Work to be completed.
Quote each record exactly, please, leaving none out.
-- START OF Dataset rows --
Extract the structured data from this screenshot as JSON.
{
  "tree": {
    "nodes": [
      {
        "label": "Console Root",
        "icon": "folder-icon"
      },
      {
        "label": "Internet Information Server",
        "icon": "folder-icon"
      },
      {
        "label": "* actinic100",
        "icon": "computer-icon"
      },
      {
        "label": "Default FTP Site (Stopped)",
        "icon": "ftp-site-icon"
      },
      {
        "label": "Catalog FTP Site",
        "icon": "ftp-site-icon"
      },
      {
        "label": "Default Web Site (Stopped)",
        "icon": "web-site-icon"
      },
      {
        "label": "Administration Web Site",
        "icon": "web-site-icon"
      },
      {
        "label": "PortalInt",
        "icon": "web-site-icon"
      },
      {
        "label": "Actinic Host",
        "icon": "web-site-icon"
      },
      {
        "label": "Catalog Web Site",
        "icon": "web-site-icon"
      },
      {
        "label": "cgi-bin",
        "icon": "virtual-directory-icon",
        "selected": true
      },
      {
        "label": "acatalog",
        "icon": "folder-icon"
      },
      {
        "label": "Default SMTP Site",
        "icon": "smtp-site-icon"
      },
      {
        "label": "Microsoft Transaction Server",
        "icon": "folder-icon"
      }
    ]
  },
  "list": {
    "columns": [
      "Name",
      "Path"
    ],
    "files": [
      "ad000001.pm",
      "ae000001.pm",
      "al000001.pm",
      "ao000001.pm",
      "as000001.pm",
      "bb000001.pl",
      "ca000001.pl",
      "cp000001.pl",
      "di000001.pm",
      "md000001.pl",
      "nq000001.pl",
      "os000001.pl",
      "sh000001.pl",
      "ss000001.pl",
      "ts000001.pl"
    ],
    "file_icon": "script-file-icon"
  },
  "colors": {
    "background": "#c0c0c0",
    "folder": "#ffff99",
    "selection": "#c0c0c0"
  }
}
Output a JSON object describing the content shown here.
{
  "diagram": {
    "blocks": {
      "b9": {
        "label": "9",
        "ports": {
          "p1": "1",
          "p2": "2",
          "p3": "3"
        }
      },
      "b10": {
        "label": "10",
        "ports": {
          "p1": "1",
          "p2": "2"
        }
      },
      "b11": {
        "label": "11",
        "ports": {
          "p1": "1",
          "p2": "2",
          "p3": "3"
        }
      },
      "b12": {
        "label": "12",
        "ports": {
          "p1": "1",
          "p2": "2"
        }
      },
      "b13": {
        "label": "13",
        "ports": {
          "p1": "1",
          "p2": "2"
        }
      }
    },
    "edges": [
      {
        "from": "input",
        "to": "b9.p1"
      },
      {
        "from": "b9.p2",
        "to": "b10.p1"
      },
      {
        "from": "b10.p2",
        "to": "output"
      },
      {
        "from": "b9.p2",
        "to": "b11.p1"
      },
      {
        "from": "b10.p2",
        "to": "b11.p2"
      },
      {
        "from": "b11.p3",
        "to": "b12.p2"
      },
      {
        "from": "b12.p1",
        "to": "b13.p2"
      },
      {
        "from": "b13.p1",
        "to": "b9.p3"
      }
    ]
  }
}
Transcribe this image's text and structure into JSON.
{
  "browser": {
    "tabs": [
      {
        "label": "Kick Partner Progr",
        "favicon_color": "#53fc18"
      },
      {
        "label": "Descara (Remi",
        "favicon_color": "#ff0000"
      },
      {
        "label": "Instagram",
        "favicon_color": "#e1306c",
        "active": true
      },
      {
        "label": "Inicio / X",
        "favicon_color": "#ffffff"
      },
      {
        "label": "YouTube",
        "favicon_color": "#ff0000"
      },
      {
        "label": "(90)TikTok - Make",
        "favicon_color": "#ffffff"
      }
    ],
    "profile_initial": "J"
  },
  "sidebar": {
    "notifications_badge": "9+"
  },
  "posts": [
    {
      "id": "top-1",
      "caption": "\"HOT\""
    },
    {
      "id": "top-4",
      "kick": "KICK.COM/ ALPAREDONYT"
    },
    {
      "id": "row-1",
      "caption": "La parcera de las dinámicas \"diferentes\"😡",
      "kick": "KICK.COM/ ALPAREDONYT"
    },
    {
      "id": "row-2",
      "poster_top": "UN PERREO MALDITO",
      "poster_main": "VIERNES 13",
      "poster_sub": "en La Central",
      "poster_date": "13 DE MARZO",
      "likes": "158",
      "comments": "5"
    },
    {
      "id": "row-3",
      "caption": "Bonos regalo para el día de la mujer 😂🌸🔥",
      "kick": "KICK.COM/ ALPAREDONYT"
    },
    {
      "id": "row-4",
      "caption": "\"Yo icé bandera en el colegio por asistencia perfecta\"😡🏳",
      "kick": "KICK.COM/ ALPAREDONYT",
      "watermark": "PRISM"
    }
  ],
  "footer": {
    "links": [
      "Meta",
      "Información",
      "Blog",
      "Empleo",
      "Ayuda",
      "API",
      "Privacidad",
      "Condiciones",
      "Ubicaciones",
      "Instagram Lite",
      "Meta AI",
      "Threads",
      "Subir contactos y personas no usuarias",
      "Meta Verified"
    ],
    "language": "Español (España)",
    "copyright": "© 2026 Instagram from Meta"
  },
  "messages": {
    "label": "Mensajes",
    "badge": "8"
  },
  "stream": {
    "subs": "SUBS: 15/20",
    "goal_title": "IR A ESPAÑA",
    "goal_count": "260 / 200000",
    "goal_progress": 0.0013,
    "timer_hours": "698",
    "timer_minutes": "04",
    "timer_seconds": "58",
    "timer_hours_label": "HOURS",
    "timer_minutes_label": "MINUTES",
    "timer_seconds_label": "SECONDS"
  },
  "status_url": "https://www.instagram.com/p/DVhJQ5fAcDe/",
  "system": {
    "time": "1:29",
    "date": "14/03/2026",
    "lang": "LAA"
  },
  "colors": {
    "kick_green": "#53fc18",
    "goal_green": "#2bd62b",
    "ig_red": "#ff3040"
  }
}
-- END OF Dataset rows --
Exercise result.
Extract the structured data from this screenshot as JSON.
{
  "tree": {
    "nodes": [
      {
        "label": "Console Root",
        "icon": "folder-icon"
      },
      {
        "label": "Internet Information Server",
        "icon": "folder-icon"
      },
      {
        "label": "* actinic100",
        "icon": "computer-icon"
      },
      {
        "label": "Default FTP Site (Stopped)",
        "icon": "ftp-site-icon"
      },
      {
        "label": "Catalog FTP Site",
        "icon": "ftp-site-icon"
      },
      {
        "label": "Default Web Site (Stopped)",
        "icon": "web-site-icon"
      },
      {
        "label": "Administration Web Site",
        "icon": "web-site-icon"
      },
      {
        "label": "PortalInt",
        "icon": "web-site-icon"
      },
      {
        "label": "Actinic Host",
        "icon": "web-site-icon"
      },
      {
        "label": "Catalog Web Site",
        "icon": "web-site-icon"
      },
      {
        "label": "cgi-bin",
        "icon": "virtual-directory-icon",
        "selected": true
      },
      {
        "label": "acatalog",
        "icon": "folder-icon"
      },
      {
        "label": "Default SMTP Site",
        "icon": "smtp-site-icon"
      },
      {
        "label": "Microsoft Transaction Server",
        "icon": "folder-icon"
      }
    ]
  },
  "list": {
    "columns": [
      "Name",
      "Path"
    ],
    "files": [
      "ad000001.pm",
      "ae000001.pm",
      "al000001.pm",
      "ao000001.pm",
      "as000001.pm",
      "bb000001.pl",
      "ca000001.pl",
      "cp000001.pl",
      "di000001.pm",
      "md000001.pl",
      "nq000001.pl",
      "os000001.pl",
      "sh000001.pl",
      "ss000001.pl",
      "ts000001.pl"
    ],
    "file_icon": "script-file-icon"
  },
  "colors": {
    "background": "#c0c0c0",
    "folder": "#ffff99",
    "selection": "#c0c0c0"
  }
}
Output a JSON object describing the content shown here.
{
  "diagram": {
    "blocks": {
      "b9": {
        "label": "9",
        "ports": {
          "p1": "1",
          "p2": "2",
          "p3": "3"
        }
      },
      "b10": {
        "label": "10",
        "ports": {
          "p1": "1",
          "p2": "2"
        }
      },
      "b11": {
        "label": "11",
        "ports": {
          "p1": "1",
          "p2": "2",
          "p3": "3"
        }
      },
      "b12": {
        "label": "12",
        "ports": {
          "p1": "1",
          "p2": "2"
        }
      },
      "b13": {
        "label": "13",
        "ports": {
          "p1": "1",
          "p2": "2"
        }
      }
    },
    "edges": [
      {
        "from": "input",
        "to": "b9.p1"
      },
      {
        "from": "b9.p2",
        "to": "b10.p1"
      },
      {
        "from": "b10.p2",
        "to": "output"
      },
      {
        "from": "b9.p2",
        "to": "b11.p1"
      },
      {
        "from": "b10.p2",
        "to": "b11.p2"
      },
      {
        "from": "b11.p3",
        "to": "b12.p2"
      },
      {
        "from": "b12.p1",
        "to": "b13.p2"
      },
      {
        "from": "b13.p1",
        "to": "b9.p3"
      }
    ]
  }
}
Transcribe this image's text and structure into JSON.
{
  "browser": {
    "tabs": [
      {
        "label": "Kick Partner Progr",
        "favicon_color": "#53fc18"
      },
      {
        "label": "Descara (Remi",
        "favicon_color": "#ff0000"
      },
      {
        "label": "Instagram",
        "favicon_color": "#e1306c",
        "active": true
      },
      {
        "label": "Inicio / X",
        "favicon_color": "#ffffff"
      },
      {
        "label": "YouTube",
        "favicon_color": "#ff0000"
      },
      {
        "label": "(90)TikTok - Make",
        "favicon_color": "#ffffff"
      }
    ],
    "profile_initial": "J"
  },
  "sidebar": {
    "notifications_badge": "9+"
  },
  "posts": [
    {
      "id": "top-1",
      "caption": "\"HOT\""
    },
    {
      "id": "top-4",
      "kick": "KICK.COM/ ALPAREDONYT"
    },
    {
      "id": "row-1",
      "caption": "La parcera de las dinámicas \"diferentes\"😡",
      "kick": "KICK.COM/ ALPAREDONYT"
    },
    {
      "id": "row-2",
      "poster_top": "UN PERREO MALDITO",
      "poster_main": "VIERNES 13",
      "poster_sub": "en La Central",
      "poster_date": "13 DE MARZO",
      "likes": "158",
      "comments": "5"
    },
    {
      "id": "row-3",
      "caption": "Bonos regalo para el día de la mujer 😂🌸🔥",
      "kick": "KICK.COM/ ALPAREDONYT"
    },
    {
      "id": "row-4",
      "caption": "\"Yo icé bandera en el colegio por asistencia perfecta\"😡🏳",
      "kick": "KICK.COM/ ALPAREDONYT",
      "watermark": "PRISM"
    }
  ],
  "footer": {
    "links": [
      "Meta",
      "Información",
      "Blog",
      "Empleo",
      "Ayuda",
      "API",
      "Privacidad",
      "Condiciones",
      "Ubicaciones",
      "Instagram Lite",
      "Meta AI",
      "Threads",
      "Subir contactos y personas no usuarias",
      "Meta Verified"
    ],
    "language": "Español (España)",
    "copyright": "© 2026 Instagram from Meta"
  },
  "messages": {
    "label": "Mensajes",
    "badge": "8"
  },
  "stream": {
    "subs": "SUBS: 15/20",
    "goal_title": "IR A ESPAÑA",
    "goal_count": "260 / 200000",
    "goal_progress": 0.0013,
    "timer_hours": "698",
    "timer_minutes": "04",
    "timer_seconds": "58",
    "timer_hours_label": "HOURS",
    "timer_minutes_label": "MINUTES",
    "timer_seconds_label": "SECONDS"
  },
  "status_url": "https://www.instagram.com/p/DVhJQ5fAcDe/",
  "system": {
    "time": "1:29",
    "date": "14/03/2026",
    "lang": "LAA"
  },
  "colors": {
    "kick_green": "#53fc18",
    "goal_green": "#2bd62b",
    "ig_red": "#ff3040"
  }
}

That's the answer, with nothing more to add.